┌─ Information shown
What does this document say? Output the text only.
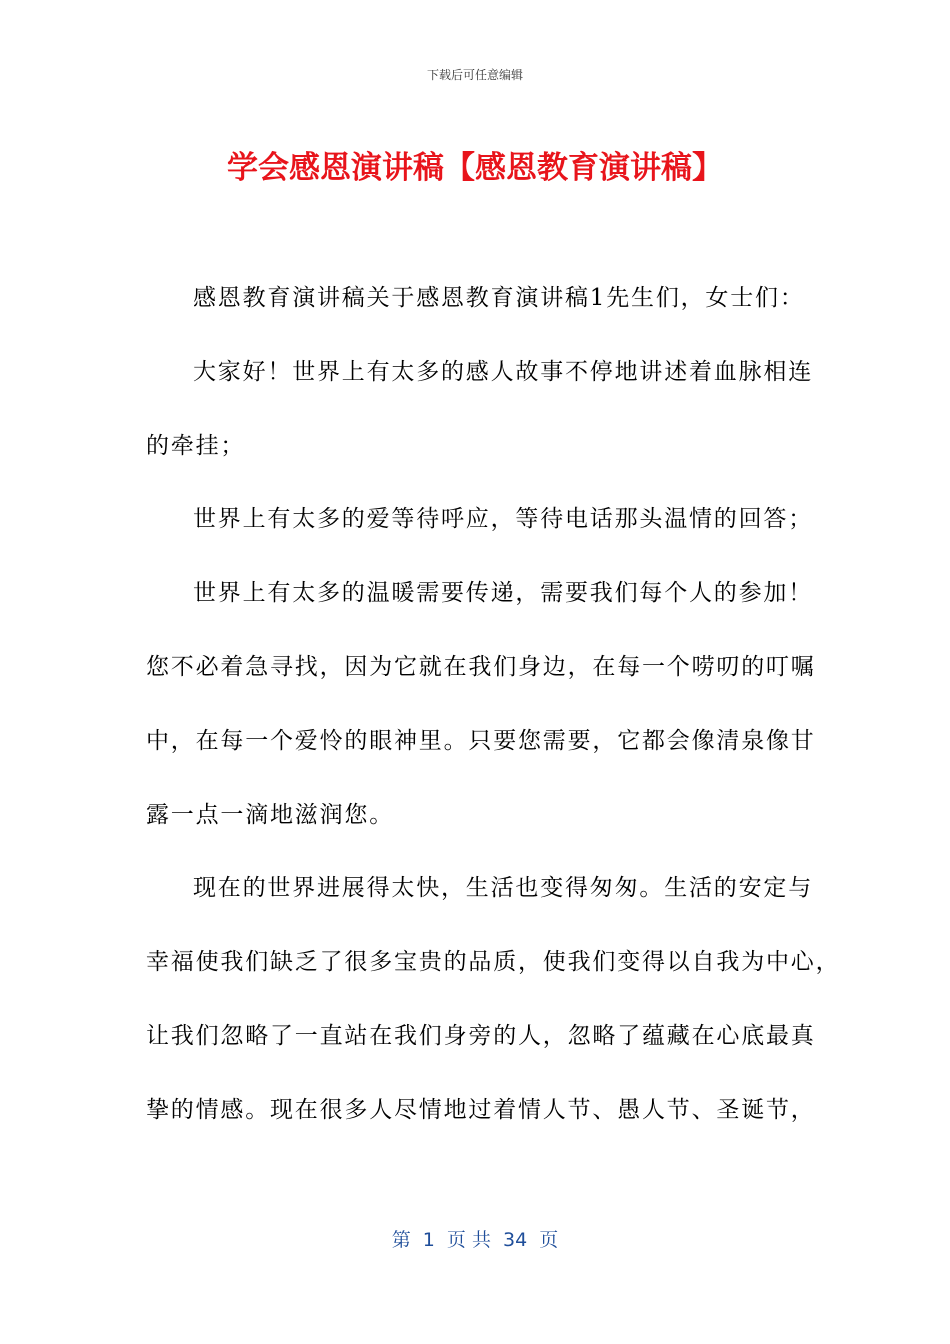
下载后可任意编辑
学会感恩演讲稿【感恩教育演讲稿】
感恩教育演讲稿关于感恩教育演讲稿1先生们，女士们：
大家好！世界上有太多的感人故事不停地讲述着血脉相连
的牵挂；
世界上有太多的爱等待呼应，等待电话那头温情的回答；
世界上有太多的温暖需要传递，需要我们每个人的参加！
您不必着急寻找，因为它就在我们身边，在每一个唠叨的叮嘱
中，在每一个爱怜的眼神里。只要您需要，它都会像清泉像甘
露一点一滴地滋润您。
现在的世界进展得太快，生活也变得匆匆。生活的安定与
幸福使我们缺乏了很多宝贵的品质，使我们变得以自我为中心，
让我们忽略了一直站在我们身旁的人，忽略了蕴藏在心底最真
挚的情感。现在很多人尽情地过着情人节、愚人节、圣诞节，
第  1  页 共  34  页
└─
◆ Problem details
Can the entries above be repeated exactly, without their pictures?

◆ Solution to this problem
What does this document say? Output the text only.
下载后可任意编辑
学会感恩演讲稿【感恩教育演讲稿】
感恩教育演讲稿关于感恩教育演讲稿1先生们，女士们：
大家好！世界上有太多的感人故事不停地讲述着血脉相连
的牵挂；
世界上有太多的爱等待呼应，等待电话那头温情的回答；
世界上有太多的温暖需要传递，需要我们每个人的参加！
您不必着急寻找，因为它就在我们身边，在每一个唠叨的叮嘱
中，在每一个爱怜的眼神里。只要您需要，它都会像清泉像甘
露一点一滴地滋润您。
现在的世界进展得太快，生活也变得匆匆。生活的安定与
幸福使我们缺乏了很多宝贵的品质，使我们变得以自我为中心，
让我们忽略了一直站在我们身旁的人，忽略了蕴藏在心底最真
挚的情感。现在很多人尽情地过着情人节、愚人节、圣诞节，
第  1  页 共  34  页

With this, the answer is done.